## Written problem
Copy the lines below word for word, starting at the line that has "Find all labels, buttons, inputs, and" and stopping after the line that has "word-count[interactable]: 13 words". Leave out the picture.

## Dataset records
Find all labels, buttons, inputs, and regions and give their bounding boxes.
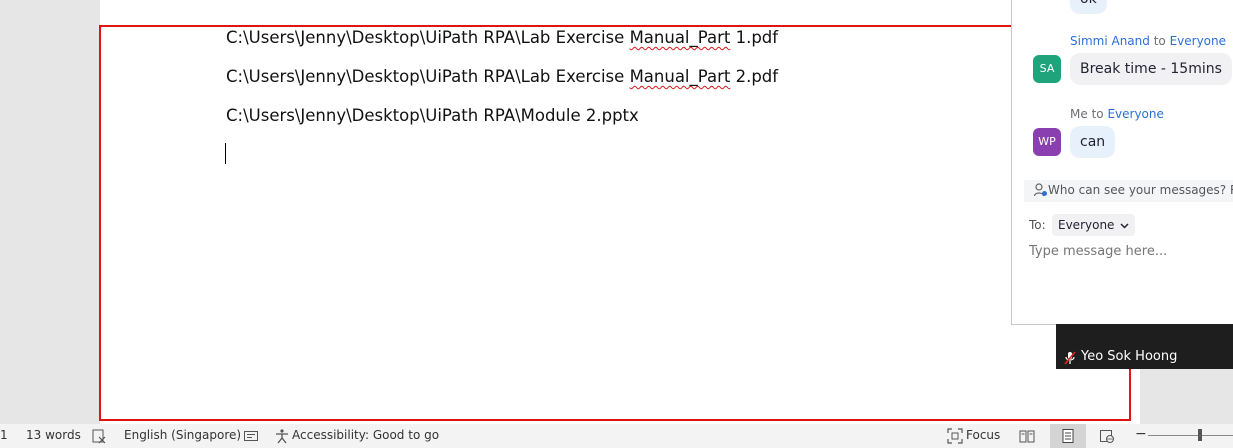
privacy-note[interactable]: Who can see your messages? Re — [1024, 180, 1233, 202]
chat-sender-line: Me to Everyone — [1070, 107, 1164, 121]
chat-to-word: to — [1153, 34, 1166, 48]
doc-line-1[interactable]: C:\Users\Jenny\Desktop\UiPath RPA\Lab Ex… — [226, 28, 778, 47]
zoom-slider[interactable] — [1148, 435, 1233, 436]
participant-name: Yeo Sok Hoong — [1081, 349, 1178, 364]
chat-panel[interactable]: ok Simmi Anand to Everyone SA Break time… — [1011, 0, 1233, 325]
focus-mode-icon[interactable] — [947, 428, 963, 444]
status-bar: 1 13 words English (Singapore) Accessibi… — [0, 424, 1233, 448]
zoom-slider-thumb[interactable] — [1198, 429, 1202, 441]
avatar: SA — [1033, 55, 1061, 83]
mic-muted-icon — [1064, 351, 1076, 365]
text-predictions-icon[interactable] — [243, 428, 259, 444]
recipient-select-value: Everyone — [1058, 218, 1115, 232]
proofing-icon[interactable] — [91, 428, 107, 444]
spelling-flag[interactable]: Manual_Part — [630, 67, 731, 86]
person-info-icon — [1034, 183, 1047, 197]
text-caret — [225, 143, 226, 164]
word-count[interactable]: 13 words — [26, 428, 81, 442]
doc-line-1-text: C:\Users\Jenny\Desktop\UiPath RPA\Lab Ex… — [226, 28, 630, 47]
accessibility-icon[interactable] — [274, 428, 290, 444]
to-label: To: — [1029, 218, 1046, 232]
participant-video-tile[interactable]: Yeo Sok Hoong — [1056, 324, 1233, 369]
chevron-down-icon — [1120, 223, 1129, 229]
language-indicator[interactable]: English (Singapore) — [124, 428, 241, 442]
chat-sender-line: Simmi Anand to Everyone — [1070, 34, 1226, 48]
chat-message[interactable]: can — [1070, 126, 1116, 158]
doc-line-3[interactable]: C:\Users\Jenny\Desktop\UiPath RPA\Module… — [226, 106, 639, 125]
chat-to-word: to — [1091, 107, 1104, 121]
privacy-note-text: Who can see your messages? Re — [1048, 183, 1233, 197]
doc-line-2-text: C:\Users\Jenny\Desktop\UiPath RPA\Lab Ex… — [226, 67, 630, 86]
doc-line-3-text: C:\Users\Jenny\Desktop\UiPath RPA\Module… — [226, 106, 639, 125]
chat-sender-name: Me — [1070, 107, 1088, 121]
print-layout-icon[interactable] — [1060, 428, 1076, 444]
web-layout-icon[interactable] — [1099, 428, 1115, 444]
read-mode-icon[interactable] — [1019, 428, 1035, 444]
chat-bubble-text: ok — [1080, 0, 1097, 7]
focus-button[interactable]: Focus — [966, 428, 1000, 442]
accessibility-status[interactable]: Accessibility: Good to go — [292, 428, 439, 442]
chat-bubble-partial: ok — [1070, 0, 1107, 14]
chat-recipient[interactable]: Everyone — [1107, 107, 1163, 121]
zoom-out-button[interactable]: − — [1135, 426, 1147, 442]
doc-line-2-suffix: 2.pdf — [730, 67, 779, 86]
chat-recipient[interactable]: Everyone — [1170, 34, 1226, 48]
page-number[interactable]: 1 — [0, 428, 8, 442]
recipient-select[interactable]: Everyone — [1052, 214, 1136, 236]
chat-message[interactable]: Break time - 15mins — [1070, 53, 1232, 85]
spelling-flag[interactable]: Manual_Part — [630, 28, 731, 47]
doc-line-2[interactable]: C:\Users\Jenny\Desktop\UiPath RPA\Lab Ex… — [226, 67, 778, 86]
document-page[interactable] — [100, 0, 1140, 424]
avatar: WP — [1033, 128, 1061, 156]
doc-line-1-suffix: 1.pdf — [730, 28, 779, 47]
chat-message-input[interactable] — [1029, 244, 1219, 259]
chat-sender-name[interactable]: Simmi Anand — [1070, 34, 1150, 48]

==

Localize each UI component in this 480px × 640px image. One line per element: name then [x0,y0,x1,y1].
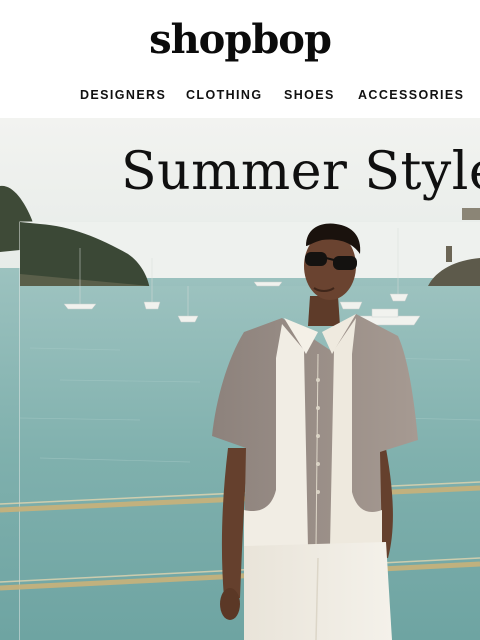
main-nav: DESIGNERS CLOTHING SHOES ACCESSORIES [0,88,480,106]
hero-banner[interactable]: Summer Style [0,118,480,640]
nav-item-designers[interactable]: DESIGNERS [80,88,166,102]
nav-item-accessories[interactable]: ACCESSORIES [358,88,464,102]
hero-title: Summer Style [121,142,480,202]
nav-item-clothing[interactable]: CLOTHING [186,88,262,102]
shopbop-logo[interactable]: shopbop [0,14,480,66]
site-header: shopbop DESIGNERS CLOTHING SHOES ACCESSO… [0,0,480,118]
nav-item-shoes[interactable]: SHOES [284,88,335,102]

## Response to the exercise
Find all labels, buttons, inputs, and regions and give their bounding boxes.
privacy-note[interactable]: Who can see your messages? Re — [1024, 180, 1233, 202]
chat-sender-line: Me to Everyone — [1070, 107, 1164, 121]
chat-to-word: to — [1153, 34, 1166, 48]
doc-line-1[interactable]: C:\Users\Jenny\Desktop\UiPath RPA\Lab Ex… — [226, 28, 778, 47]
zoom-slider[interactable] — [1148, 435, 1233, 436]
participant-name: Yeo Sok Hoong — [1081, 349, 1178, 364]
chat-panel[interactable]: ok Simmi Anand to Everyone SA Break time… — [1011, 0, 1233, 325]
focus-mode-icon[interactable] — [947, 428, 963, 444]
status-bar: 1 13 words English (Singapore) Accessibi… — [0, 424, 1233, 448]
zoom-slider-thumb[interactable] — [1198, 429, 1202, 441]
avatar: SA — [1033, 55, 1061, 83]
mic-muted-icon — [1064, 351, 1076, 365]
text-predictions-icon[interactable] — [243, 428, 259, 444]
recipient-select-value: Everyone — [1058, 218, 1115, 232]
proofing-icon[interactable] — [91, 428, 107, 444]
spelling-flag[interactable]: Manual_Part — [630, 67, 731, 86]
person-info-icon — [1034, 183, 1047, 197]
text-caret — [225, 143, 226, 164]
word-count[interactable]: 13 words — [26, 428, 81, 442]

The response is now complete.